What is being asked: Below are entries. Pull out all lines containing "LocalVMamba".

Records for this exercise:
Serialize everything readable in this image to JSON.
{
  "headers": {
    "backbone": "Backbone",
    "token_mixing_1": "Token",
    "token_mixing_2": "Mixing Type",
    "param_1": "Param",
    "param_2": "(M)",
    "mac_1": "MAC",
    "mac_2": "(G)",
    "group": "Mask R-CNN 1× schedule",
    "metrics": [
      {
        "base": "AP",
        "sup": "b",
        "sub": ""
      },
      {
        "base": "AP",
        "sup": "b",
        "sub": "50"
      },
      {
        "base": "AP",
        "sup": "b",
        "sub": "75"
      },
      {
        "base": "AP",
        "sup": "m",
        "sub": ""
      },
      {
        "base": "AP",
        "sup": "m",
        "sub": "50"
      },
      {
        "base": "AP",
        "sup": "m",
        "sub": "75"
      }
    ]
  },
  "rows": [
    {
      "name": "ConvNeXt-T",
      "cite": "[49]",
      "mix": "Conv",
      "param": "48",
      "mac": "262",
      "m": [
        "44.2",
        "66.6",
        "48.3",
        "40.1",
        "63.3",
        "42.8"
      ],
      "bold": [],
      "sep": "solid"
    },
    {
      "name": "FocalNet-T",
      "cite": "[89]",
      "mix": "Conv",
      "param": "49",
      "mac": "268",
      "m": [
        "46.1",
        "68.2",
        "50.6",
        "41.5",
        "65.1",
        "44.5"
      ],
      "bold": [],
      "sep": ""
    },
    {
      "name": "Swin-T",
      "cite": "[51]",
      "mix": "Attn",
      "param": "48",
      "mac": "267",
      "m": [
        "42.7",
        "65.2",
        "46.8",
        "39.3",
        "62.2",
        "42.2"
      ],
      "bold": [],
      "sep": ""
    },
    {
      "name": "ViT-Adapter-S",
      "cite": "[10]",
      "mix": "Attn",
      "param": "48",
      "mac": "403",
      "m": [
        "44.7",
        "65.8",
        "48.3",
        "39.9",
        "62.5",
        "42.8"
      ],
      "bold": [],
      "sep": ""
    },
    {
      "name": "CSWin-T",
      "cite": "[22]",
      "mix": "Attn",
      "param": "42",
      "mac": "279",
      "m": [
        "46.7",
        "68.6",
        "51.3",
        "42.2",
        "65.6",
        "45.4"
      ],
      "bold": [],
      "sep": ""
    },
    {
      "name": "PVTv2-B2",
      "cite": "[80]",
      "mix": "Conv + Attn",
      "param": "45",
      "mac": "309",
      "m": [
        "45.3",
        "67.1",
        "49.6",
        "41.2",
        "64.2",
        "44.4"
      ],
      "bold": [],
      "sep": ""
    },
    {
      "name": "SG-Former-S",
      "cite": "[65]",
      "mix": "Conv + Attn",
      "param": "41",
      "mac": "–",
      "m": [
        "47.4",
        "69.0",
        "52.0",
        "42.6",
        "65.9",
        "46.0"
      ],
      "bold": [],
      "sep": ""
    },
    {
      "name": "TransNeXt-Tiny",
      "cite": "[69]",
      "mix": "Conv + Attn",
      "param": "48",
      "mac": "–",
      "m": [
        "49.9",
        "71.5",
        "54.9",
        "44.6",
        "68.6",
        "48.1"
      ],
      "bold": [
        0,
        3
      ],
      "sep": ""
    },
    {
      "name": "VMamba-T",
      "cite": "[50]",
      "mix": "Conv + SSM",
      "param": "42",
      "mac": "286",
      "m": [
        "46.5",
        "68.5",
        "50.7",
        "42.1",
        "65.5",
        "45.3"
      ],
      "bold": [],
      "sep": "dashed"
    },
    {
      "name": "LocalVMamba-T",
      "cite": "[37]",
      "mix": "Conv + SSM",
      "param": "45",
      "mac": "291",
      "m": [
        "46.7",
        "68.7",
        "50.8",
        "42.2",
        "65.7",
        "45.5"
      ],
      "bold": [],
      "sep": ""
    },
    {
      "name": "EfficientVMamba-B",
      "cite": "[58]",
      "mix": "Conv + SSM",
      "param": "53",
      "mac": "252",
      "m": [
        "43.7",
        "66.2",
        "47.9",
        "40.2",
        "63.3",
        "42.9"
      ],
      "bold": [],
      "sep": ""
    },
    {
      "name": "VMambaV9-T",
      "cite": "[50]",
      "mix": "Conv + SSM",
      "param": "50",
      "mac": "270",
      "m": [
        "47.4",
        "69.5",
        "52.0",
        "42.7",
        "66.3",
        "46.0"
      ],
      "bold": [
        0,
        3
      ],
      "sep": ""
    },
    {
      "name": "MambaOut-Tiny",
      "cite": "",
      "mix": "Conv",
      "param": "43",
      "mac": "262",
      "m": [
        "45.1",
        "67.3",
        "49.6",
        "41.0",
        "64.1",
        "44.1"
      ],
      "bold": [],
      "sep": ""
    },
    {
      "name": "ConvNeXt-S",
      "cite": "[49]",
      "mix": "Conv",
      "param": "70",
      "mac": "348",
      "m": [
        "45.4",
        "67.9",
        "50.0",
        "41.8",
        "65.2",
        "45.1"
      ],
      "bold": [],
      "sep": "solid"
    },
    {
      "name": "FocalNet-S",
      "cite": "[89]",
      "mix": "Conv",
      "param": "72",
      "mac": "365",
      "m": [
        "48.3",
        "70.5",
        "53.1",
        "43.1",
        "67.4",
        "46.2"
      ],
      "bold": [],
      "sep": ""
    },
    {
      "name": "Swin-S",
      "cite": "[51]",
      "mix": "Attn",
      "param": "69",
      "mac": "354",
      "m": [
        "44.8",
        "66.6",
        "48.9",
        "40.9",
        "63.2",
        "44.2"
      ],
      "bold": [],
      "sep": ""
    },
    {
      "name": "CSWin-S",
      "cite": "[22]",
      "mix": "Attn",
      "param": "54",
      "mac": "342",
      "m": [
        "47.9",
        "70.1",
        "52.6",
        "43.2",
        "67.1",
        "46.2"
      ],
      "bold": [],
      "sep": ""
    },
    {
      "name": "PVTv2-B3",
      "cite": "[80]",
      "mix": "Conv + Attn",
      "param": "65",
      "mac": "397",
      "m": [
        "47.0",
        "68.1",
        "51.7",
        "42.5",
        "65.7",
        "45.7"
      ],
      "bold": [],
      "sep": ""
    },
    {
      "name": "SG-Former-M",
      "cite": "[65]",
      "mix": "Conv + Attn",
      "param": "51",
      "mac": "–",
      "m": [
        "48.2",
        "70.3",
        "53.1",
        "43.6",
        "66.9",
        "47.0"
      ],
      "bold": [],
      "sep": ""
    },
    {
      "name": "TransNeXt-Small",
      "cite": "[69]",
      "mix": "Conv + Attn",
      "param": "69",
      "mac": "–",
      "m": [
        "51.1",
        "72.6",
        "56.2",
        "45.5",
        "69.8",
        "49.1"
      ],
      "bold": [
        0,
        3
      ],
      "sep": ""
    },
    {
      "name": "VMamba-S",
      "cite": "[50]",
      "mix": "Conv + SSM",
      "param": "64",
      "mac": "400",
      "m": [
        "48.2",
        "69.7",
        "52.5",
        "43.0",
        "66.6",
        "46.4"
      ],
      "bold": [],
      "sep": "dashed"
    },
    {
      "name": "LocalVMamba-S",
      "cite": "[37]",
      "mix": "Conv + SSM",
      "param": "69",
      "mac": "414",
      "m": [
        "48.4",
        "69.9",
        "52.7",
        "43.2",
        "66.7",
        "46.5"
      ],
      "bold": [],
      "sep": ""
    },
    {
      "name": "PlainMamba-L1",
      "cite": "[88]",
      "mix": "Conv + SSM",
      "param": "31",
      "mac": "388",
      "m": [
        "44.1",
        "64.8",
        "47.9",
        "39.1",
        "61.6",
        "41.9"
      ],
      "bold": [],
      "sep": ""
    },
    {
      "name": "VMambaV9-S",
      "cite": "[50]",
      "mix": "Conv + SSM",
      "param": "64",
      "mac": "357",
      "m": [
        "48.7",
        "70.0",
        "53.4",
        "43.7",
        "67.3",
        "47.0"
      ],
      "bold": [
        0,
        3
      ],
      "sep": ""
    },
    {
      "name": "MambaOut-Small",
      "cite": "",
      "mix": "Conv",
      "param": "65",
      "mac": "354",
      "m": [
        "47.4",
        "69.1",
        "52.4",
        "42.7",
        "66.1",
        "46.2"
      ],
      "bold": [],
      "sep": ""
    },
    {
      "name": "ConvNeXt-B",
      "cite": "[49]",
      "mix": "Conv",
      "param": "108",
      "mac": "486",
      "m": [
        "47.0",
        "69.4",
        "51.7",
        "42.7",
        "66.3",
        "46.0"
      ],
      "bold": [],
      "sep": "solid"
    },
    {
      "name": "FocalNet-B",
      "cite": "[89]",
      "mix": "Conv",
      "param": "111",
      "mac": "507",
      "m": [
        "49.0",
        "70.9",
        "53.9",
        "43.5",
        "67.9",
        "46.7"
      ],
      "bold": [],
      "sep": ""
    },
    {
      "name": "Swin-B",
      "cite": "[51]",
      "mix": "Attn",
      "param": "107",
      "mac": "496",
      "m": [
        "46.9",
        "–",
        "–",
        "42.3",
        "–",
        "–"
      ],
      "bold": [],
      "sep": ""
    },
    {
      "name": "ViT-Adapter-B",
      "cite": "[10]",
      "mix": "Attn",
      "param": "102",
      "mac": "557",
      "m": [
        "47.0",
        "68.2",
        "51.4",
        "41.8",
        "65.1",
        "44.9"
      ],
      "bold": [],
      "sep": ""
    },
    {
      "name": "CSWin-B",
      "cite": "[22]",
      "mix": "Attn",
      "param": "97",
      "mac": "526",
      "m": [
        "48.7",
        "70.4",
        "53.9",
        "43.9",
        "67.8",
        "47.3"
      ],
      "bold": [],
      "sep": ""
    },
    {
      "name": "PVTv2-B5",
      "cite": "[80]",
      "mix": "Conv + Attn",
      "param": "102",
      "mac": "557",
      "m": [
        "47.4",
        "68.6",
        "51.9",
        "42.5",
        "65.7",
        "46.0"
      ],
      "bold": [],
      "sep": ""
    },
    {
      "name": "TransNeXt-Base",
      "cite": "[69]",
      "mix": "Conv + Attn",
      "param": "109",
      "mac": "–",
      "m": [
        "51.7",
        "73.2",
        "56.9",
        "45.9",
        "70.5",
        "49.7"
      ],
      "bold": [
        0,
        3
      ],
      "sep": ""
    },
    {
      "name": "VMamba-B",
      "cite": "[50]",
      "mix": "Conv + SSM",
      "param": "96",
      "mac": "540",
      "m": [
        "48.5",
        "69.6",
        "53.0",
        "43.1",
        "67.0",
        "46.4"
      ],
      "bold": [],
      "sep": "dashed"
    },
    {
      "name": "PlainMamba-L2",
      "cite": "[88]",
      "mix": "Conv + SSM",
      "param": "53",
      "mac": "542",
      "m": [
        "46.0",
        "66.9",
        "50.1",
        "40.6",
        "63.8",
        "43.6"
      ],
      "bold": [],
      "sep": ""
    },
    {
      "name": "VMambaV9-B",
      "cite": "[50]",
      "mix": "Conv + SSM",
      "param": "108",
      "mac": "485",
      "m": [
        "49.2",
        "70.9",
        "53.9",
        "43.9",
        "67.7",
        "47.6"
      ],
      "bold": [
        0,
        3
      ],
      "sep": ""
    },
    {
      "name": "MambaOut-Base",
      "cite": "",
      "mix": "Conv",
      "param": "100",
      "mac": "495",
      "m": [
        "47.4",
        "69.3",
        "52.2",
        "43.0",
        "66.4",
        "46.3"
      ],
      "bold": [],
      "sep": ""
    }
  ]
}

Answer to this problem:
      "name": "LocalVMamba-T",
      "name": "LocalVMamba-S",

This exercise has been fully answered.